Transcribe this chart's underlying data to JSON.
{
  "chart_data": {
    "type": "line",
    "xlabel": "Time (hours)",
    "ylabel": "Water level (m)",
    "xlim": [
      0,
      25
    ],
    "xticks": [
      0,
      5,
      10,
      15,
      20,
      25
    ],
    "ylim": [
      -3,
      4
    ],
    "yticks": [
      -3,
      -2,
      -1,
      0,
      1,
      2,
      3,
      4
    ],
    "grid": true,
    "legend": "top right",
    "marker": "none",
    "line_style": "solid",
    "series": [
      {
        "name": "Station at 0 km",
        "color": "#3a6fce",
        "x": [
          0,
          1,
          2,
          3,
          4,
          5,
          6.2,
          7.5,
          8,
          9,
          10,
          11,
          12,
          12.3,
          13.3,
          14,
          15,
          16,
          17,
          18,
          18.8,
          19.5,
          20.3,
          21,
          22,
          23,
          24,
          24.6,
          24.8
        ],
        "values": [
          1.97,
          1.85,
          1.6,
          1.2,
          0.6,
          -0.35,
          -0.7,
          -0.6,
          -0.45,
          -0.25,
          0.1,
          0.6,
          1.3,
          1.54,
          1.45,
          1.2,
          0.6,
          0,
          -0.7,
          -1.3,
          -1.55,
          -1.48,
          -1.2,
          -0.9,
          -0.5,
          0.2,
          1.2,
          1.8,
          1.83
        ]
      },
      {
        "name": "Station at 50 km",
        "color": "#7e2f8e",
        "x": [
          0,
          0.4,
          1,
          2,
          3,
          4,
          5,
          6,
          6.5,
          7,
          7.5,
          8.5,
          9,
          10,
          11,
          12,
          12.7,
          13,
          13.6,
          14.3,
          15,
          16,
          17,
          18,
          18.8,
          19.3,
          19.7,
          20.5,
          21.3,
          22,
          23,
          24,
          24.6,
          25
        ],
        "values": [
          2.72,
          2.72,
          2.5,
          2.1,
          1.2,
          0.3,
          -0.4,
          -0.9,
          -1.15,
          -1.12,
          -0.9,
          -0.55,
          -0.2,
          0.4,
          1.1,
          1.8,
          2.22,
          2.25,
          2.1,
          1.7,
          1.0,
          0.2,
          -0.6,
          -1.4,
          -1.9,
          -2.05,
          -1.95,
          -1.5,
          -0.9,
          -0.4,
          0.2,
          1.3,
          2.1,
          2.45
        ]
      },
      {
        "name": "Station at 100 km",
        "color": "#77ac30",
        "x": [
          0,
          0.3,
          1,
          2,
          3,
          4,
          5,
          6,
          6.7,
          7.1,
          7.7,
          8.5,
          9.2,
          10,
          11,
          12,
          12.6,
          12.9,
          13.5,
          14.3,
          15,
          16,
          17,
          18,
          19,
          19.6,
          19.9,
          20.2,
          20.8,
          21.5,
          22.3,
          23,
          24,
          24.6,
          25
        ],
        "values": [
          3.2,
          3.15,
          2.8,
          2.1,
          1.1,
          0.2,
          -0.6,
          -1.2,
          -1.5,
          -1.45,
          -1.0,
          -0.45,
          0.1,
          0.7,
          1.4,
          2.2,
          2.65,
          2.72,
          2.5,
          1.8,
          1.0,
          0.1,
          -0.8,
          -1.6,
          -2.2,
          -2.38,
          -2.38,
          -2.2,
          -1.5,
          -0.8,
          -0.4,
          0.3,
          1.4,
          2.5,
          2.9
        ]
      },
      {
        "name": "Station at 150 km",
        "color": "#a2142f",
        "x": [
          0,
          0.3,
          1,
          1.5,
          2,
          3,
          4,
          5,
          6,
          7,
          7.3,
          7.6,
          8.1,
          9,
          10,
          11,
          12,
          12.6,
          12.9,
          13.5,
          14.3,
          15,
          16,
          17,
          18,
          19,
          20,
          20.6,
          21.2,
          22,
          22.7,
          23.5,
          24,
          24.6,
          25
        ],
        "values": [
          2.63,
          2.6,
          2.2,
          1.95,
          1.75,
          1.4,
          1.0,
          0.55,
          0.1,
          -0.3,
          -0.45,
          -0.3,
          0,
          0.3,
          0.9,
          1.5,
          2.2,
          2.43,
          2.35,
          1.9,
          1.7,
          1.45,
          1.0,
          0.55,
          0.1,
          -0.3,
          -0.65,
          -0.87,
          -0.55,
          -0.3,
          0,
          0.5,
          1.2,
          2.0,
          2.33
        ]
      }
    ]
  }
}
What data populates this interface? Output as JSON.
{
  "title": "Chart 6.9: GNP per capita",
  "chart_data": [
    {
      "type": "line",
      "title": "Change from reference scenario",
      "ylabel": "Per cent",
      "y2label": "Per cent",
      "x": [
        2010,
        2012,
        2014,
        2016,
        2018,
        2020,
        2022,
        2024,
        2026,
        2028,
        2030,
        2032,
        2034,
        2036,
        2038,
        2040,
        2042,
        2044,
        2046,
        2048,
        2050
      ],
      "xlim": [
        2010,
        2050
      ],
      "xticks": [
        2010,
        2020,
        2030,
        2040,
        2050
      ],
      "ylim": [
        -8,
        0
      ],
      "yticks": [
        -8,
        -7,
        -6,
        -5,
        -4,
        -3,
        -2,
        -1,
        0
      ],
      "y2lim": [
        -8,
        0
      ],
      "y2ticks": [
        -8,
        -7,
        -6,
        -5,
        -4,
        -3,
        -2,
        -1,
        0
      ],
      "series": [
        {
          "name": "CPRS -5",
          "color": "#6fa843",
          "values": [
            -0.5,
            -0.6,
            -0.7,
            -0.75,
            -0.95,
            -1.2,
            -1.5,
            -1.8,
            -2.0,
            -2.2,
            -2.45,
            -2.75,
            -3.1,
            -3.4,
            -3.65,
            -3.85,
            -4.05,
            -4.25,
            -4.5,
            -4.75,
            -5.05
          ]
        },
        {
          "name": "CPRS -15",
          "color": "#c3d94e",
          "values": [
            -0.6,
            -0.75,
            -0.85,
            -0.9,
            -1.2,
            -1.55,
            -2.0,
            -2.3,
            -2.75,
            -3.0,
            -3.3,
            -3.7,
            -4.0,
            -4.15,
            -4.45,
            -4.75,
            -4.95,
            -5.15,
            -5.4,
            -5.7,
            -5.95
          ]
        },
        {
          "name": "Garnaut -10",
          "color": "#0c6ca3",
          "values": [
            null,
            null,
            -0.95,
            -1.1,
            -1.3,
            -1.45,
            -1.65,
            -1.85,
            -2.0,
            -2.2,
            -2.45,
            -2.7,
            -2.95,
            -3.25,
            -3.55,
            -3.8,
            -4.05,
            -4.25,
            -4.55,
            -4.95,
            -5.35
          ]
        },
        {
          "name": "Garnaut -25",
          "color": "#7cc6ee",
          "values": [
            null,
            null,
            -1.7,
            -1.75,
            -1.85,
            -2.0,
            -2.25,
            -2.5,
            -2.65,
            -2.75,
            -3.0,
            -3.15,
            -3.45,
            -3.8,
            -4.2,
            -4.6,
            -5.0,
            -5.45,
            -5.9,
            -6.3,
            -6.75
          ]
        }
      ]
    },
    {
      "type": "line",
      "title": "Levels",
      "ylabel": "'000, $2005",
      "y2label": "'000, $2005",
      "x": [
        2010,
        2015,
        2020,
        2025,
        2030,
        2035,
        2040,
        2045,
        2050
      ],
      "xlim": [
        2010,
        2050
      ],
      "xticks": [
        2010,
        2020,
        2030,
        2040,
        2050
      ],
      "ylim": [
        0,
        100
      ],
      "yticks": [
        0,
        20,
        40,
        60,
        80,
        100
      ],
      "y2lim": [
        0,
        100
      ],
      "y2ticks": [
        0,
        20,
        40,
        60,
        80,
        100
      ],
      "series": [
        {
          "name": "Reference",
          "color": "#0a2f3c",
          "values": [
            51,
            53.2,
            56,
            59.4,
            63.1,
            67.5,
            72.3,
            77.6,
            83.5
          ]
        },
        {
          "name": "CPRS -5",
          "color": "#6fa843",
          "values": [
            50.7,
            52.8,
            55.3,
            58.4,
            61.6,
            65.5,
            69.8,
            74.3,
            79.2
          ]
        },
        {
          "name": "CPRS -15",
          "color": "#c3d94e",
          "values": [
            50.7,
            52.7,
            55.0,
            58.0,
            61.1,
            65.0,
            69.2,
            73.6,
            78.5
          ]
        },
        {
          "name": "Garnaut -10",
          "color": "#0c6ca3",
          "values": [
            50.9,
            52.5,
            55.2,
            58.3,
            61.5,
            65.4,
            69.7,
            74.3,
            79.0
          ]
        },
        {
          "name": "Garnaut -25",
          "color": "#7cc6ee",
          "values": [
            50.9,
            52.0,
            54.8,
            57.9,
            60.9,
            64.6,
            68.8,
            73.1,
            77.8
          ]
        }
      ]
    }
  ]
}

**Exercise instructions:** Each line that has the word "ylabel" counts once. How many such lines are in the data? Give the number alone.

**Result of the task:** 3